Exercise |
Filter the listing below, copying every line in which the word "label" appears.

Dataset extract |
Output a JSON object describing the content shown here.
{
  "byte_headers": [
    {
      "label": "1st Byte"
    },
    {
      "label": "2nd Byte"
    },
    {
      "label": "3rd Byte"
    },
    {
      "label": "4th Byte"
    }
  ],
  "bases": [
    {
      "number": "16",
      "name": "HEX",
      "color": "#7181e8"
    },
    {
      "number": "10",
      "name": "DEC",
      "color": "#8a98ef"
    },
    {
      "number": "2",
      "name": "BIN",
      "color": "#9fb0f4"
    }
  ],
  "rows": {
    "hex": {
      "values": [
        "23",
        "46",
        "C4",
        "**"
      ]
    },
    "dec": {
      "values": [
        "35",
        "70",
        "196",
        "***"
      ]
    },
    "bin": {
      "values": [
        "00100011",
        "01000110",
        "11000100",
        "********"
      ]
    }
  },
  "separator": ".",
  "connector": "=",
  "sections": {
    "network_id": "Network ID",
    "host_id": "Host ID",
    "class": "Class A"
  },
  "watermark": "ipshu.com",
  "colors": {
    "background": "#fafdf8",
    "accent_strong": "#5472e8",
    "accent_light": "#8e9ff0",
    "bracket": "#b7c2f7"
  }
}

Task output |
      "label": "1st Byte"
      "label": "2nd Byte"
      "label": "3rd Byte"
      "label": "4th Byte"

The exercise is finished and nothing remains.